> [EXERCISE GOAL]:
Take the data that follows and retype it word for word.

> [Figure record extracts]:
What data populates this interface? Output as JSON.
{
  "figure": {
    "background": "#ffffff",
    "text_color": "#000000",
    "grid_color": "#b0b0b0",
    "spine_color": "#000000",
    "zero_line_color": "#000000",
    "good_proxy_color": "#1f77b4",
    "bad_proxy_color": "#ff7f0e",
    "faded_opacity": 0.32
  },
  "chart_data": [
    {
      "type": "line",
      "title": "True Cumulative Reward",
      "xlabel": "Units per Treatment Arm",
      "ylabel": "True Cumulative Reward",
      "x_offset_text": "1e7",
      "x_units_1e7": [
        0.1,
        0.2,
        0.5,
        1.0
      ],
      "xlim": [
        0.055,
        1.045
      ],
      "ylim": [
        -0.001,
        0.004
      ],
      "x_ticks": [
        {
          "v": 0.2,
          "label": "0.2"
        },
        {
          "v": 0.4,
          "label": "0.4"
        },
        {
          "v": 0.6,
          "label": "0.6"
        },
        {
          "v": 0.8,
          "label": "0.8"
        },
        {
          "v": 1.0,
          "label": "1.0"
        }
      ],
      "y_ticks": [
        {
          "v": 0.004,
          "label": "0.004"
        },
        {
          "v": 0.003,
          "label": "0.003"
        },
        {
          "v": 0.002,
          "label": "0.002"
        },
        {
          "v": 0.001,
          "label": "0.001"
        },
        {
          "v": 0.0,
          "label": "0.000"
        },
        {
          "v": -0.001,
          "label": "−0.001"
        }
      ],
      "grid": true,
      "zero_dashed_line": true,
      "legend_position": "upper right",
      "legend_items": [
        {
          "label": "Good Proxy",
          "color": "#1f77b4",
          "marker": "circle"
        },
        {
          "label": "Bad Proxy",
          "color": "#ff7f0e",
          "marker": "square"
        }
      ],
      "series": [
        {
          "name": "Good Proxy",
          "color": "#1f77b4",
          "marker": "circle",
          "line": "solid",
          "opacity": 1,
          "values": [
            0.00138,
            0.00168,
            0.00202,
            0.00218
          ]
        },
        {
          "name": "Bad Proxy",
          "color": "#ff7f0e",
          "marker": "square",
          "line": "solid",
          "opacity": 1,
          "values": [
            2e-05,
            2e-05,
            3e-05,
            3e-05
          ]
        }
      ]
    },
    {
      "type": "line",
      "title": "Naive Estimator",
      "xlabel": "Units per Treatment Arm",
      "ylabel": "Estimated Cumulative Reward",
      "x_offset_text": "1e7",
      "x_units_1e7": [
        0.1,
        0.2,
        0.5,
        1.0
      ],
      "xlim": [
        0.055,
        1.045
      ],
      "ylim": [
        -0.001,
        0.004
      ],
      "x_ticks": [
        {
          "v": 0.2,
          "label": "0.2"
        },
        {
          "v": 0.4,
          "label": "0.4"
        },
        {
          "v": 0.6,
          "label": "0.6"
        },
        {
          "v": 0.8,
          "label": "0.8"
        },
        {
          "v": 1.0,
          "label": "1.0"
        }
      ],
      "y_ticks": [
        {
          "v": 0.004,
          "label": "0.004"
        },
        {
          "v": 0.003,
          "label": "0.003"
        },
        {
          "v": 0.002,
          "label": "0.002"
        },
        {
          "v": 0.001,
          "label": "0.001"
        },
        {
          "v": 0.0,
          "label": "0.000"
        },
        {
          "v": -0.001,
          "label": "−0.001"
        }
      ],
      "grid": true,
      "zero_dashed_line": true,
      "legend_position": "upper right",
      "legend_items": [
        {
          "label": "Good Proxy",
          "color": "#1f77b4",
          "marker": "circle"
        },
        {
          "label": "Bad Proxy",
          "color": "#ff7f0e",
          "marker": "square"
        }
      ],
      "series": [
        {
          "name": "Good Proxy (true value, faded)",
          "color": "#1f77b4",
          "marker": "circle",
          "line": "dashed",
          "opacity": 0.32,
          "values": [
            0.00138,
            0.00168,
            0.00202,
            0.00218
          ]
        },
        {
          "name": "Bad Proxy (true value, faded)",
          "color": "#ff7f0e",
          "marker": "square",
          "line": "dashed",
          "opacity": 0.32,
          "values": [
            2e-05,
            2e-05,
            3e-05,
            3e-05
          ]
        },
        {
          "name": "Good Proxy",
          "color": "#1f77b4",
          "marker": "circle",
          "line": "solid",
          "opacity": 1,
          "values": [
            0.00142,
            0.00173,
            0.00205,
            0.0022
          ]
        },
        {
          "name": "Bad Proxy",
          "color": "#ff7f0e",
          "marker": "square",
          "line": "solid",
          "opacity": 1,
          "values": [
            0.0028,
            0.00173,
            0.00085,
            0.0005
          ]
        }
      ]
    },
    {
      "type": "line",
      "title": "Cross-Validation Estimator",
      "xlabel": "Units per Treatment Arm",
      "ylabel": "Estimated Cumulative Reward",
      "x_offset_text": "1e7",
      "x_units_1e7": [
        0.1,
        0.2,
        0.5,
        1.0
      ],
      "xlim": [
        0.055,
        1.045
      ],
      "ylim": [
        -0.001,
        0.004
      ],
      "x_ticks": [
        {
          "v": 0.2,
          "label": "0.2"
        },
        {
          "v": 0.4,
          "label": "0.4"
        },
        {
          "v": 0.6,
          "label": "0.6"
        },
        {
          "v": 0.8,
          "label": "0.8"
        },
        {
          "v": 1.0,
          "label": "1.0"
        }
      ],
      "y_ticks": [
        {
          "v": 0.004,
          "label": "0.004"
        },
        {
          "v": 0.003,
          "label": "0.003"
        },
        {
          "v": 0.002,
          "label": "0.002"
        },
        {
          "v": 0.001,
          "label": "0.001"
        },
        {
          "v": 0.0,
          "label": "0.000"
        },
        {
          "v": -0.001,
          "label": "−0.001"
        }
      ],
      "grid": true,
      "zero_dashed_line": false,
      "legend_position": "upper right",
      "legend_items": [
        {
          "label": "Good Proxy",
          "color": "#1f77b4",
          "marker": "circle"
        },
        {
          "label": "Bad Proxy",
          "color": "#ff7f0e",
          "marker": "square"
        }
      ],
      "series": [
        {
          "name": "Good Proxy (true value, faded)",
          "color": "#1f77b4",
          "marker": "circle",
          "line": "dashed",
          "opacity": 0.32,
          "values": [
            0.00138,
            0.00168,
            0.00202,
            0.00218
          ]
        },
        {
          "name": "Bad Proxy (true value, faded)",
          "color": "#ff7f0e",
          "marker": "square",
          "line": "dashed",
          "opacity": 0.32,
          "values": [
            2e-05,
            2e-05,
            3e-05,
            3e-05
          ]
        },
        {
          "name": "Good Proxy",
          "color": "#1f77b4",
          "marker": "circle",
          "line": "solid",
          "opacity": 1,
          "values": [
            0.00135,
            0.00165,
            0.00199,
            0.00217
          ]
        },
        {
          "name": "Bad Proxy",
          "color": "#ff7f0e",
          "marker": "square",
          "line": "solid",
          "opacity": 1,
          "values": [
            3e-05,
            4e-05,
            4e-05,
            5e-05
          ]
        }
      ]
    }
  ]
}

> [WRITTEN ANSWER]:
What data populates this interface? Output as JSON.
{
  "figure": {
    "background": "#ffffff",
    "text_color": "#000000",
    "grid_color": "#b0b0b0",
    "spine_color": "#000000",
    "zero_line_color": "#000000",
    "good_proxy_color": "#1f77b4",
    "bad_proxy_color": "#ff7f0e",
    "faded_opacity": 0.32
  },
  "chart_data": [
    {
      "type": "line",
      "title": "True Cumulative Reward",
      "xlabel": "Units per Treatment Arm",
      "ylabel": "True Cumulative Reward",
      "x_offset_text": "1e7",
      "x_units_1e7": [
        0.1,
        0.2,
        0.5,
        1.0
      ],
      "xlim": [
        0.055,
        1.045
      ],
      "ylim": [
        -0.001,
        0.004
      ],
      "x_ticks": [
        {
          "v": 0.2,
          "label": "0.2"
        },
        {
          "v": 0.4,
          "label": "0.4"
        },
        {
          "v": 0.6,
          "label": "0.6"
        },
        {
          "v": 0.8,
          "label": "0.8"
        },
        {
          "v": 1.0,
          "label": "1.0"
        }
      ],
      "y_ticks": [
        {
          "v": 0.004,
          "label": "0.004"
        },
        {
          "v": 0.003,
          "label": "0.003"
        },
        {
          "v": 0.002,
          "label": "0.002"
        },
        {
          "v": 0.001,
          "label": "0.001"
        },
        {
          "v": 0.0,
          "label": "0.000"
        },
        {
          "v": -0.001,
          "label": "−0.001"
        }
      ],
      "grid": true,
      "zero_dashed_line": true,
      "legend_position": "upper right",
      "legend_items": [
        {
          "label": "Good Proxy",
          "color": "#1f77b4",
          "marker": "circle"
        },
        {
          "label": "Bad Proxy",
          "color": "#ff7f0e",
          "marker": "square"
        }
      ],
      "series": [
        {
          "name": "Good Proxy",
          "color": "#1f77b4",
          "marker": "circle",
          "line": "solid",
          "opacity": 1,
          "values": [
            0.00138,
            0.00168,
            0.00202,
            0.00218
          ]
        },
        {
          "name": "Bad Proxy",
          "color": "#ff7f0e",
          "marker": "square",
          "line": "solid",
          "opacity": 1,
          "values": [
            2e-05,
            2e-05,
            3e-05,
            3e-05
          ]
        }
      ]
    },
    {
      "type": "line",
      "title": "Naive Estimator",
      "xlabel": "Units per Treatment Arm",
      "ylabel": "Estimated Cumulative Reward",
      "x_offset_text": "1e7",
      "x_units_1e7": [
        0.1,
        0.2,
        0.5,
        1.0
      ],
      "xlim": [
        0.055,
        1.045
      ],
      "ylim": [
        -0.001,
        0.004
      ],
      "x_ticks": [
        {
          "v": 0.2,
          "label": "0.2"
        },
        {
          "v": 0.4,
          "label": "0.4"
        },
        {
          "v": 0.6,
          "label": "0.6"
        },
        {
          "v": 0.8,
          "label": "0.8"
        },
        {
          "v": 1.0,
          "label": "1.0"
        }
      ],
      "y_ticks": [
        {
          "v": 0.004,
          "label": "0.004"
        },
        {
          "v": 0.003,
          "label": "0.003"
        },
        {
          "v": 0.002,
          "label": "0.002"
        },
        {
          "v": 0.001,
          "label": "0.001"
        },
        {
          "v": 0.0,
          "label": "0.000"
        },
        {
          "v": -0.001,
          "label": "−0.001"
        }
      ],
      "grid": true,
      "zero_dashed_line": true,
      "legend_position": "upper right",
      "legend_items": [
        {
          "label": "Good Proxy",
          "color": "#1f77b4",
          "marker": "circle"
        },
        {
          "label": "Bad Proxy",
          "color": "#ff7f0e",
          "marker": "square"
        }
      ],
      "series": [
        {
          "name": "Good Proxy (true value, faded)",
          "color": "#1f77b4",
          "marker": "circle",
          "line": "dashed",
          "opacity": 0.32,
          "values": [
            0.00138,
            0.00168,
            0.00202,
            0.00218
          ]
        },
        {
          "name": "Bad Proxy (true value, faded)",
          "color": "#ff7f0e",
          "marker": "square",
          "line": "dashed",
          "opacity": 0.32,
          "values": [
            2e-05,
            2e-05,
            3e-05,
            3e-05
          ]
        },
        {
          "name": "Good Proxy",
          "color": "#1f77b4",
          "marker": "circle",
          "line": "solid",
          "opacity": 1,
          "values": [
            0.00142,
            0.00173,
            0.00205,
            0.0022
          ]
        },
        {
          "name": "Bad Proxy",
          "color": "#ff7f0e",
          "marker": "square",
          "line": "solid",
          "opacity": 1,
          "values": [
            0.0028,
            0.00173,
            0.00085,
            0.0005
          ]
        }
      ]
    },
    {
      "type": "line",
      "title": "Cross-Validation Estimator",
      "xlabel": "Units per Treatment Arm",
      "ylabel": "Estimated Cumulative Reward",
      "x_offset_text": "1e7",
      "x_units_1e7": [
        0.1,
        0.2,
        0.5,
        1.0
      ],
      "xlim": [
        0.055,
        1.045
      ],
      "ylim": [
        -0.001,
        0.004
      ],
      "x_ticks": [
        {
          "v": 0.2,
          "label": "0.2"
        },
        {
          "v": 0.4,
          "label": "0.4"
        },
        {
          "v": 0.6,
          "label": "0.6"
        },
        {
          "v": 0.8,
          "label": "0.8"
        },
        {
          "v": 1.0,
          "label": "1.0"
        }
      ],
      "y_ticks": [
        {
          "v": 0.004,
          "label": "0.004"
        },
        {
          "v": 0.003,
          "label": "0.003"
        },
        {
          "v": 0.002,
          "label": "0.002"
        },
        {
          "v": 0.001,
          "label": "0.001"
        },
        {
          "v": 0.0,
          "label": "0.000"
        },
        {
          "v": -0.001,
          "label": "−0.001"
        }
      ],
      "grid": true,
      "zero_dashed_line": false,
      "legend_position": "upper right",
      "legend_items": [
        {
          "label": "Good Proxy",
          "color": "#1f77b4",
          "marker": "circle"
        },
        {
          "label": "Bad Proxy",
          "color": "#ff7f0e",
          "marker": "square"
        }
      ],
      "series": [
        {
          "name": "Good Proxy (true value, faded)",
          "color": "#1f77b4",
          "marker": "circle",
          "line": "dashed",
          "opacity": 0.32,
          "values": [
            0.00138,
            0.00168,
            0.00202,
            0.00218
          ]
        },
        {
          "name": "Bad Proxy (true value, faded)",
          "color": "#ff7f0e",
          "marker": "square",
          "line": "dashed",
          "opacity": 0.32,
          "values": [
            2e-05,
            2e-05,
            3e-05,
            3e-05
          ]
        },
        {
          "name": "Good Proxy",
          "color": "#1f77b4",
          "marker": "circle",
          "line": "solid",
          "opacity": 1,
          "values": [
            0.00135,
            0.00165,
            0.00199,
            0.00217
          ]
        },
        {
          "name": "Bad Proxy",
          "color": "#ff7f0e",
          "marker": "square",
          "line": "solid",
          "opacity": 1,
          "values": [
            3e-05,
            4e-05,
            4e-05,
            5e-05
          ]
        }
      ]
    }
  ]
}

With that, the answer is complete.